Stored data
══════

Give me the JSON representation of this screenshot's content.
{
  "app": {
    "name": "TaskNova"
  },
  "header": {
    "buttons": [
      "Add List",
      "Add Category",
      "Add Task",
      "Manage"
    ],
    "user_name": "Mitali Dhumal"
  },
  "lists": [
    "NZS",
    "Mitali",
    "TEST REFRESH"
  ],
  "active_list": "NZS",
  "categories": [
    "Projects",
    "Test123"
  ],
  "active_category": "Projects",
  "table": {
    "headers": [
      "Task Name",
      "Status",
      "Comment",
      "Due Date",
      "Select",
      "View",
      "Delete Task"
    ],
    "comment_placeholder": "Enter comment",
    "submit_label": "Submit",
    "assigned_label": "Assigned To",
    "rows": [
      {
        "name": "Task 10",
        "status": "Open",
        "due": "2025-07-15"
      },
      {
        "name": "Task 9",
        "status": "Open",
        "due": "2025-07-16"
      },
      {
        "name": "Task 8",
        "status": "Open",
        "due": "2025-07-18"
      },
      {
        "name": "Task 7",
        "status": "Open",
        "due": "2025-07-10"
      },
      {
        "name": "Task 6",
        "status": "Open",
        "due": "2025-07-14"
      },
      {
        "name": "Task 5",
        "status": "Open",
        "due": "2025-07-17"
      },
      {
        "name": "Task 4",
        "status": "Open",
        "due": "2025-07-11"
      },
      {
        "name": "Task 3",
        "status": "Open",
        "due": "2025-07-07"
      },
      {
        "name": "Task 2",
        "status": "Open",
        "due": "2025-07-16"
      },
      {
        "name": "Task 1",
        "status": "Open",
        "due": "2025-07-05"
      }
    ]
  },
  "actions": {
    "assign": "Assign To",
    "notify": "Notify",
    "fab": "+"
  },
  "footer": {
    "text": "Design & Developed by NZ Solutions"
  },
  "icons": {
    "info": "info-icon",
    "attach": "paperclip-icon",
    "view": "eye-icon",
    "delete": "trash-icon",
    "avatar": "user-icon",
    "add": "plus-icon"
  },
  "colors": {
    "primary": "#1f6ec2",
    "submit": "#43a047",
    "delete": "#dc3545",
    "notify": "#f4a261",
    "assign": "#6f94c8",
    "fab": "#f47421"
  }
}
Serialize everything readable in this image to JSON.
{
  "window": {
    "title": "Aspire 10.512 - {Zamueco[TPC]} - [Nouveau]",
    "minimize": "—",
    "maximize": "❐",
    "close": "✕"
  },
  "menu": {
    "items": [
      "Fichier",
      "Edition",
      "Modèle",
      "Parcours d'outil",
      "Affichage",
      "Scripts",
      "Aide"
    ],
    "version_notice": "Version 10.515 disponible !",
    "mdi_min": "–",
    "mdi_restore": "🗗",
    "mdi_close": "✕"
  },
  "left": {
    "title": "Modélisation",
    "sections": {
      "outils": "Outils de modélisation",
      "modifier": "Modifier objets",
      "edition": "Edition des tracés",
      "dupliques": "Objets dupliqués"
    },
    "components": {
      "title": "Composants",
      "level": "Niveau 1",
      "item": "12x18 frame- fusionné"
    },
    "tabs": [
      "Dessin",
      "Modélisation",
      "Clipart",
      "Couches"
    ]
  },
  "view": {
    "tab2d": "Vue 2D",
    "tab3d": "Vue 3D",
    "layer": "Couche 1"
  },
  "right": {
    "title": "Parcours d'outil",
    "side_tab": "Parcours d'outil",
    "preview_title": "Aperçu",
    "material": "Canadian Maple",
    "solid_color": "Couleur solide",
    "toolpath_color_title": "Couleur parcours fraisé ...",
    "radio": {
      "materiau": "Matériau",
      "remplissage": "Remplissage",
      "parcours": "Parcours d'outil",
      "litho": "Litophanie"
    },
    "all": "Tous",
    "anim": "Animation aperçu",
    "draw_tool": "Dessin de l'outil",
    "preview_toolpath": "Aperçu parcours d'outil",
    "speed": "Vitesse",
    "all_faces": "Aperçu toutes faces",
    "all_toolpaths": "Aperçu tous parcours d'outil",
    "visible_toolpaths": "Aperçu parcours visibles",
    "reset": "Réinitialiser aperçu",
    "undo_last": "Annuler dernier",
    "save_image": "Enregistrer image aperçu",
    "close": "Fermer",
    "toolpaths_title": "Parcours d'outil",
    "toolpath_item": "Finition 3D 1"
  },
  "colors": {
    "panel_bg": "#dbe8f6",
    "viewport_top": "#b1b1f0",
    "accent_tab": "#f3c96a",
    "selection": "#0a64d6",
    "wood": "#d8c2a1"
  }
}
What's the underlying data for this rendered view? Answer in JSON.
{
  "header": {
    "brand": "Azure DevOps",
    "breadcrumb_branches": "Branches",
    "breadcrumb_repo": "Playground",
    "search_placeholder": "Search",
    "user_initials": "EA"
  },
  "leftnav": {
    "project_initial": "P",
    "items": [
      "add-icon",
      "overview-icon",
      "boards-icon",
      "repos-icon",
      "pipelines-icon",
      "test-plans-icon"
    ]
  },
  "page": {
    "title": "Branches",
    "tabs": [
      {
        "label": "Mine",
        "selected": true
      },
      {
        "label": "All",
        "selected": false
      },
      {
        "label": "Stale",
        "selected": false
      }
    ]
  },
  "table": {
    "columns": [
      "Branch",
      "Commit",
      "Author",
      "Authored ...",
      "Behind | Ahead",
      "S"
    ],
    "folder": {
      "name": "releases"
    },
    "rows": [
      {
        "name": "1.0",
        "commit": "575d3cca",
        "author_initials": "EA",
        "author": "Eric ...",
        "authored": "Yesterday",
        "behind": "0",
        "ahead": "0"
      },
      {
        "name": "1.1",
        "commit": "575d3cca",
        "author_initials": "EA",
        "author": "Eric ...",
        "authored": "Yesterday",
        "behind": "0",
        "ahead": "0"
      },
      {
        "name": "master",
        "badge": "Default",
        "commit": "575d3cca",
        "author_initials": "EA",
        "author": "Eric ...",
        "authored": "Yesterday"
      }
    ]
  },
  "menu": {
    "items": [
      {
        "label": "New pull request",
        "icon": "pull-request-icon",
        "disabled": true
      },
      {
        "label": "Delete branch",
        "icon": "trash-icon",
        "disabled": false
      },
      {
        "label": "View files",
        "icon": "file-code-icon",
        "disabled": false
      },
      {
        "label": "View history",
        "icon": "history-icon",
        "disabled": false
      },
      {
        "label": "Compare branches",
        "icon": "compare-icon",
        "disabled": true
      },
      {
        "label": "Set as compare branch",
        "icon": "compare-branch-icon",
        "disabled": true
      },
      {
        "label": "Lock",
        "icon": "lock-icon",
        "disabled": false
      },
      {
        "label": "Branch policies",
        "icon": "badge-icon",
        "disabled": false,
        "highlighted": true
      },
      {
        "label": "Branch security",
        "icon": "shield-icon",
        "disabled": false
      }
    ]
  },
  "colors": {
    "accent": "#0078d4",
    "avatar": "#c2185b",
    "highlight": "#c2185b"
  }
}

══════

§ WRITTEN PROBLEM
The records above are to be repeated exactly, in their entirety.

§ EXERCISE RESPONSE
Give me the JSON representation of this screenshot's content.
{
  "app": {
    "name": "TaskNova"
  },
  "header": {
    "buttons": [
      "Add List",
      "Add Category",
      "Add Task",
      "Manage"
    ],
    "user_name": "Mitali Dhumal"
  },
  "lists": [
    "NZS",
    "Mitali",
    "TEST REFRESH"
  ],
  "active_list": "NZS",
  "categories": [
    "Projects",
    "Test123"
  ],
  "active_category": "Projects",
  "table": {
    "headers": [
      "Task Name",
      "Status",
      "Comment",
      "Due Date",
      "Select",
      "View",
      "Delete Task"
    ],
    "comment_placeholder": "Enter comment",
    "submit_label": "Submit",
    "assigned_label": "Assigned To",
    "rows": [
      {
        "name": "Task 10",
        "status": "Open",
        "due": "2025-07-15"
      },
      {
        "name": "Task 9",
        "status": "Open",
        "due": "2025-07-16"
      },
      {
        "name": "Task 8",
        "status": "Open",
        "due": "2025-07-18"
      },
      {
        "name": "Task 7",
        "status": "Open",
        "due": "2025-07-10"
      },
      {
        "name": "Task 6",
        "status": "Open",
        "due": "2025-07-14"
      },
      {
        "name": "Task 5",
        "status": "Open",
        "due": "2025-07-17"
      },
      {
        "name": "Task 4",
        "status": "Open",
        "due": "2025-07-11"
      },
      {
        "name": "Task 3",
        "status": "Open",
        "due": "2025-07-07"
      },
      {
        "name": "Task 2",
        "status": "Open",
        "due": "2025-07-16"
      },
      {
        "name": "Task 1",
        "status": "Open",
        "due": "2025-07-05"
      }
    ]
  },
  "actions": {
    "assign": "Assign To",
    "notify": "Notify",
    "fab": "+"
  },
  "footer": {
    "text": "Design & Developed by NZ Solutions"
  },
  "icons": {
    "info": "info-icon",
    "attach": "paperclip-icon",
    "view": "eye-icon",
    "delete": "trash-icon",
    "avatar": "user-icon",
    "add": "plus-icon"
  },
  "colors": {
    "primary": "#1f6ec2",
    "submit": "#43a047",
    "delete": "#dc3545",
    "notify": "#f4a261",
    "assign": "#6f94c8",
    "fab": "#f47421"
  }
}
Serialize everything readable in this image to JSON.
{
  "window": {
    "title": "Aspire 10.512 - {Zamueco[TPC]} - [Nouveau]",
    "minimize": "—",
    "maximize": "❐",
    "close": "✕"
  },
  "menu": {
    "items": [
      "Fichier",
      "Edition",
      "Modèle",
      "Parcours d'outil",
      "Affichage",
      "Scripts",
      "Aide"
    ],
    "version_notice": "Version 10.515 disponible !",
    "mdi_min": "–",
    "mdi_restore": "🗗",
    "mdi_close": "✕"
  },
  "left": {
    "title": "Modélisation",
    "sections": {
      "outils": "Outils de modélisation",
      "modifier": "Modifier objets",
      "edition": "Edition des tracés",
      "dupliques": "Objets dupliqués"
    },
    "components": {
      "title": "Composants",
      "level": "Niveau 1",
      "item": "12x18 frame- fusionné"
    },
    "tabs": [
      "Dessin",
      "Modélisation",
      "Clipart",
      "Couches"
    ]
  },
  "view": {
    "tab2d": "Vue 2D",
    "tab3d": "Vue 3D",
    "layer": "Couche 1"
  },
  "right": {
    "title": "Parcours d'outil",
    "side_tab": "Parcours d'outil",
    "preview_title": "Aperçu",
    "material": "Canadian Maple",
    "solid_color": "Couleur solide",
    "toolpath_color_title": "Couleur parcours fraisé ...",
    "radio": {
      "materiau": "Matériau",
      "remplissage": "Remplissage",
      "parcours": "Parcours d'outil",
      "litho": "Litophanie"
    },
    "all": "Tous",
    "anim": "Animation aperçu",
    "draw_tool": "Dessin de l'outil",
    "preview_toolpath": "Aperçu parcours d'outil",
    "speed": "Vitesse",
    "all_faces": "Aperçu toutes faces",
    "all_toolpaths": "Aperçu tous parcours d'outil",
    "visible_toolpaths": "Aperçu parcours visibles",
    "reset": "Réinitialiser aperçu",
    "undo_last": "Annuler dernier",
    "save_image": "Enregistrer image aperçu",
    "close": "Fermer",
    "toolpaths_title": "Parcours d'outil",
    "toolpath_item": "Finition 3D 1"
  },
  "colors": {
    "panel_bg": "#dbe8f6",
    "viewport_top": "#b1b1f0",
    "accent_tab": "#f3c96a",
    "selection": "#0a64d6",
    "wood": "#d8c2a1"
  }
}
What's the underlying data for this rendered view? Answer in JSON.
{
  "header": {
    "brand": "Azure DevOps",
    "breadcrumb_branches": "Branches",
    "breadcrumb_repo": "Playground",
    "search_placeholder": "Search",
    "user_initials": "EA"
  },
  "leftnav": {
    "project_initial": "P",
    "items": [
      "add-icon",
      "overview-icon",
      "boards-icon",
      "repos-icon",
      "pipelines-icon",
      "test-plans-icon"
    ]
  },
  "page": {
    "title": "Branches",
    "tabs": [
      {
        "label": "Mine",
        "selected": true
      },
      {
        "label": "All",
        "selected": false
      },
      {
        "label": "Stale",
        "selected": false
      }
    ]
  },
  "table": {
    "columns": [
      "Branch",
      "Commit",
      "Author",
      "Authored ...",
      "Behind | Ahead",
      "S"
    ],
    "folder": {
      "name": "releases"
    },
    "rows": [
      {
        "name": "1.0",
        "commit": "575d3cca",
        "author_initials": "EA",
        "author": "Eric ...",
        "authored": "Yesterday",
        "behind": "0",
        "ahead": "0"
      },
      {
        "name": "1.1",
        "commit": "575d3cca",
        "author_initials": "EA",
        "author": "Eric ...",
        "authored": "Yesterday",
        "behind": "0",
        "ahead": "0"
      },
      {
        "name": "master",
        "badge": "Default",
        "commit": "575d3cca",
        "author_initials": "EA",
        "author": "Eric ...",
        "authored": "Yesterday"
      }
    ]
  },
  "menu": {
    "items": [
      {
        "label": "New pull request",
        "icon": "pull-request-icon",
        "disabled": true
      },
      {
        "label": "Delete branch",
        "icon": "trash-icon",
        "disabled": false
      },
      {
        "label": "View files",
        "icon": "file-code-icon",
        "disabled": false
      },
      {
        "label": "View history",
        "icon": "history-icon",
        "disabled": false
      },
      {
        "label": "Compare branches",
        "icon": "compare-icon",
        "disabled": true
      },
      {
        "label": "Set as compare branch",
        "icon": "compare-branch-icon",
        "disabled": true
      },
      {
        "label": "Lock",
        "icon": "lock-icon",
        "disabled": false
      },
      {
        "label": "Branch policies",
        "icon": "badge-icon",
        "disabled": false,
        "highlighted": true
      },
      {
        "label": "Branch security",
        "icon": "shield-icon",
        "disabled": false
      }
    ]
  },
  "colors": {
    "accent": "#0078d4",
    "avatar": "#c2185b",
    "highlight": "#c2185b"
  }
}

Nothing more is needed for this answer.